The task:
Keep only the lines of the data below that contain "sliders", and copy them.

Exercise materials:
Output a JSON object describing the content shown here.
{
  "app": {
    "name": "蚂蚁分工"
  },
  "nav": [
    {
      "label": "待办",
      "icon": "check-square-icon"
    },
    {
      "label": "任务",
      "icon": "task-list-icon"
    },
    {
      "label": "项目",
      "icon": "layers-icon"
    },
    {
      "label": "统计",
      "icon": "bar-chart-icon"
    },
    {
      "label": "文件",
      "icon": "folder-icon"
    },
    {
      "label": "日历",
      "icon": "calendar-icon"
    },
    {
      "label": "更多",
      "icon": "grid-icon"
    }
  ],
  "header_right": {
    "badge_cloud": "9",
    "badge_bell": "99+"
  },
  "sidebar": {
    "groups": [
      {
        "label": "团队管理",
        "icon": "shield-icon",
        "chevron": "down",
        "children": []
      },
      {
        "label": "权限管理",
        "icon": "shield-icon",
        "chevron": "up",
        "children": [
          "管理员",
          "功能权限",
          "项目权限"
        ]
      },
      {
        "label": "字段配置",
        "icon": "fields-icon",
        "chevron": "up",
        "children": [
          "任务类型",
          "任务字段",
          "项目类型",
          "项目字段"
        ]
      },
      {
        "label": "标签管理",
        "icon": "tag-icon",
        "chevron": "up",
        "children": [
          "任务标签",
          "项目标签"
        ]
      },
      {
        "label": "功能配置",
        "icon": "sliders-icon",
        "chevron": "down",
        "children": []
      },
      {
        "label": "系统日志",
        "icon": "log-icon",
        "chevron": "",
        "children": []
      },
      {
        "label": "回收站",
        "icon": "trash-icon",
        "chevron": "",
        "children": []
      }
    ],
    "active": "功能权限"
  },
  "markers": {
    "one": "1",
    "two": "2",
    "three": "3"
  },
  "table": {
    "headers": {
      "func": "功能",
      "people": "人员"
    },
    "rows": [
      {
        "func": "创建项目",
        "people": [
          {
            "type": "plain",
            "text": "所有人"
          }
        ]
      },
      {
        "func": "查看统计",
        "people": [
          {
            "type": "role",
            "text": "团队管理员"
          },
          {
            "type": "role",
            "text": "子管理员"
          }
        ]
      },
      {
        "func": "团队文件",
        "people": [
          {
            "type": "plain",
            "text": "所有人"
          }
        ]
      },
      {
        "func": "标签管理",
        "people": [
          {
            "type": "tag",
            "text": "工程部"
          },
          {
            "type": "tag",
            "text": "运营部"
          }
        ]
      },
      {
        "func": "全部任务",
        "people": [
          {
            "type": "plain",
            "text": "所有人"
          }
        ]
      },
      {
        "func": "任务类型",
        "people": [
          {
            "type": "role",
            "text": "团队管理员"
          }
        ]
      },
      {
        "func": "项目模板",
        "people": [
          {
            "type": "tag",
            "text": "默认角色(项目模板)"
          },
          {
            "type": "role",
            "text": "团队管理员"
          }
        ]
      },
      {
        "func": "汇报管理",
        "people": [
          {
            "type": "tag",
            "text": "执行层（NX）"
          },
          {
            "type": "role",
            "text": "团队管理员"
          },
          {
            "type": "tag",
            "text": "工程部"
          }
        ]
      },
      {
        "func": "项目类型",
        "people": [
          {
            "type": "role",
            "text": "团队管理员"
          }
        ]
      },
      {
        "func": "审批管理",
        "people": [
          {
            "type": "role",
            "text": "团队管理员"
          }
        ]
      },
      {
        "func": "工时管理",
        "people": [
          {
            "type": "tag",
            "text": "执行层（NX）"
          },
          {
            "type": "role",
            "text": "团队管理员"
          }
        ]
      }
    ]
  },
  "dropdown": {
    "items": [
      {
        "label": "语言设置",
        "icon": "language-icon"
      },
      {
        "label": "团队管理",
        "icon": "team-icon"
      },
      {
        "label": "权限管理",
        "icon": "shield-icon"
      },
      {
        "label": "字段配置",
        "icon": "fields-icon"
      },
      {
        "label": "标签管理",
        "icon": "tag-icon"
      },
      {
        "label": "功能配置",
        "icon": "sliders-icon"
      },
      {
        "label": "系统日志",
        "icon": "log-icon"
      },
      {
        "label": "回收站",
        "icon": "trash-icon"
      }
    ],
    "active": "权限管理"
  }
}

Final result:
        "icon": "sliders-icon",
        "icon": "sliders-icon"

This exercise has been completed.